▶ Instructions for the task: For each line below that contains the string "document", copy that line.

▶ Supplied material:
########
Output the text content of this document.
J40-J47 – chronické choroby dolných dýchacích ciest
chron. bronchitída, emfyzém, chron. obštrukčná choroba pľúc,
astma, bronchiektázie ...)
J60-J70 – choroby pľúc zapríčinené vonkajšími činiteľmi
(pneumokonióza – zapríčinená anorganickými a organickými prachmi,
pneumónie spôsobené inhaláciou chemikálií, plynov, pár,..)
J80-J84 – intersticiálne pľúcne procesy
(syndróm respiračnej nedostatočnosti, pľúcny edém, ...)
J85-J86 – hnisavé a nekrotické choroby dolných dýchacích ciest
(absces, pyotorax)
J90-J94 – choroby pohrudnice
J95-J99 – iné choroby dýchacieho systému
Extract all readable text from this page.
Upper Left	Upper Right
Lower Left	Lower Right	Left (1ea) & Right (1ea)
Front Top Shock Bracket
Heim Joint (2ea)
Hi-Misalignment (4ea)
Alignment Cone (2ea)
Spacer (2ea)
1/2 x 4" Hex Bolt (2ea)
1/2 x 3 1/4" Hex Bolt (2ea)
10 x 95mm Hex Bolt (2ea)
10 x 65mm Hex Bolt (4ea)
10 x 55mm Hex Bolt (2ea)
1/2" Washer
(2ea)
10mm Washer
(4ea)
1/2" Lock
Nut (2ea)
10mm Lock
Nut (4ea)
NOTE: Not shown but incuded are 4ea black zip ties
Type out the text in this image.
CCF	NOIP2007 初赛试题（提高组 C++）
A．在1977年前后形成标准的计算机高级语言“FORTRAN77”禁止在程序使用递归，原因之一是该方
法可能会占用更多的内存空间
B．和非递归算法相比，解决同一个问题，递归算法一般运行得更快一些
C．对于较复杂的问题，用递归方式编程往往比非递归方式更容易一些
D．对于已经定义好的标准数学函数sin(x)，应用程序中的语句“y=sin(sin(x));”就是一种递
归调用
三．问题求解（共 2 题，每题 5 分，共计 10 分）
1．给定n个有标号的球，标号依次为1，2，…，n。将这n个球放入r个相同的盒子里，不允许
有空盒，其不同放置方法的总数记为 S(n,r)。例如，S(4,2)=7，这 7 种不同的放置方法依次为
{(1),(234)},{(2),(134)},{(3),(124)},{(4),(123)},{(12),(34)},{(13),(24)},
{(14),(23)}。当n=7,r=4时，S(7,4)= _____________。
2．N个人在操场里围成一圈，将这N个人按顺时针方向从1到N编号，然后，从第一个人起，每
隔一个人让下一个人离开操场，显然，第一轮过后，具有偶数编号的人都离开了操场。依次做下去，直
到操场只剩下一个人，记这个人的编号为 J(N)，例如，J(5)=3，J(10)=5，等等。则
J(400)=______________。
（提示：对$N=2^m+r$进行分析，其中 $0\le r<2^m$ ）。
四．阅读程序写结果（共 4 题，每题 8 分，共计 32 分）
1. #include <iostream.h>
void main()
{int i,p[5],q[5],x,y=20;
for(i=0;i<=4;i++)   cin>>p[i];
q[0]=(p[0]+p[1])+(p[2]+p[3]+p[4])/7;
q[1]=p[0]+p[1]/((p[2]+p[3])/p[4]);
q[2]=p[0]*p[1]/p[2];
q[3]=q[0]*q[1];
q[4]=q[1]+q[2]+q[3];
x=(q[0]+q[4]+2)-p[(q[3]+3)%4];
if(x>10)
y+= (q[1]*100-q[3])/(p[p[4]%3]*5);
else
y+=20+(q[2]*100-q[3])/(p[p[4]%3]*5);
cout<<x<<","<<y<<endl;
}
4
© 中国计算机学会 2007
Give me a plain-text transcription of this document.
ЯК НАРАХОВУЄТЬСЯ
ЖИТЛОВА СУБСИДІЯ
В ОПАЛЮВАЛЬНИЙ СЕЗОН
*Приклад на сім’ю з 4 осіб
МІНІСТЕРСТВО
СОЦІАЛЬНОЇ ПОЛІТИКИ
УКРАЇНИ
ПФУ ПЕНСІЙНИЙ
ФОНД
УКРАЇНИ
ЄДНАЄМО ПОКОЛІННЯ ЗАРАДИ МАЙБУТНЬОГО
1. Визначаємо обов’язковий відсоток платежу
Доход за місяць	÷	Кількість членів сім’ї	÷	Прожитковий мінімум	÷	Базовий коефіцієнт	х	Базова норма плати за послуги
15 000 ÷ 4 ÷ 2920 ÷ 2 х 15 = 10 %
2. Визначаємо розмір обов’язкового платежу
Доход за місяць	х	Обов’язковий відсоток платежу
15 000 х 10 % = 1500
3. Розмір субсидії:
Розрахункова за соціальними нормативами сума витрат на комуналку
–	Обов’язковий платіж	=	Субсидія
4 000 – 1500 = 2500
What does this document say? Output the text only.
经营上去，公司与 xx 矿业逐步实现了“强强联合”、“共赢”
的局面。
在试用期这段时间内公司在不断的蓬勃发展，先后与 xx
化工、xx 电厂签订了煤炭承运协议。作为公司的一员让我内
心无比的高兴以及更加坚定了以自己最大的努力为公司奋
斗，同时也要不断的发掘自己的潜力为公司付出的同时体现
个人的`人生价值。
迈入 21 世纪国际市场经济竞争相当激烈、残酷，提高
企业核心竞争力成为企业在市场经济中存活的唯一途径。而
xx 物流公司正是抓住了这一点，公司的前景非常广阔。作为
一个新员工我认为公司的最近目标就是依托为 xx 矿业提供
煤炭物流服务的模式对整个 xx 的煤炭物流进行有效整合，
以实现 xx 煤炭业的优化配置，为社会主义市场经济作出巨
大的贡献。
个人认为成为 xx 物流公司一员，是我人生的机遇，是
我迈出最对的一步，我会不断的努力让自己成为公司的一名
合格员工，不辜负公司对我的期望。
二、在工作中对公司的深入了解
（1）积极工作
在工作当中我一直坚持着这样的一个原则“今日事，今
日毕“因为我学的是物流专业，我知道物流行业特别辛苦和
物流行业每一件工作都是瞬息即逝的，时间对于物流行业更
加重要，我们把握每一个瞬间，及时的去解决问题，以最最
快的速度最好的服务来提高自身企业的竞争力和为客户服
########
▶ Task answer:
Output the text content of this document.
Give me a plain-text transcription of this document.
What does this document say? Output the text only.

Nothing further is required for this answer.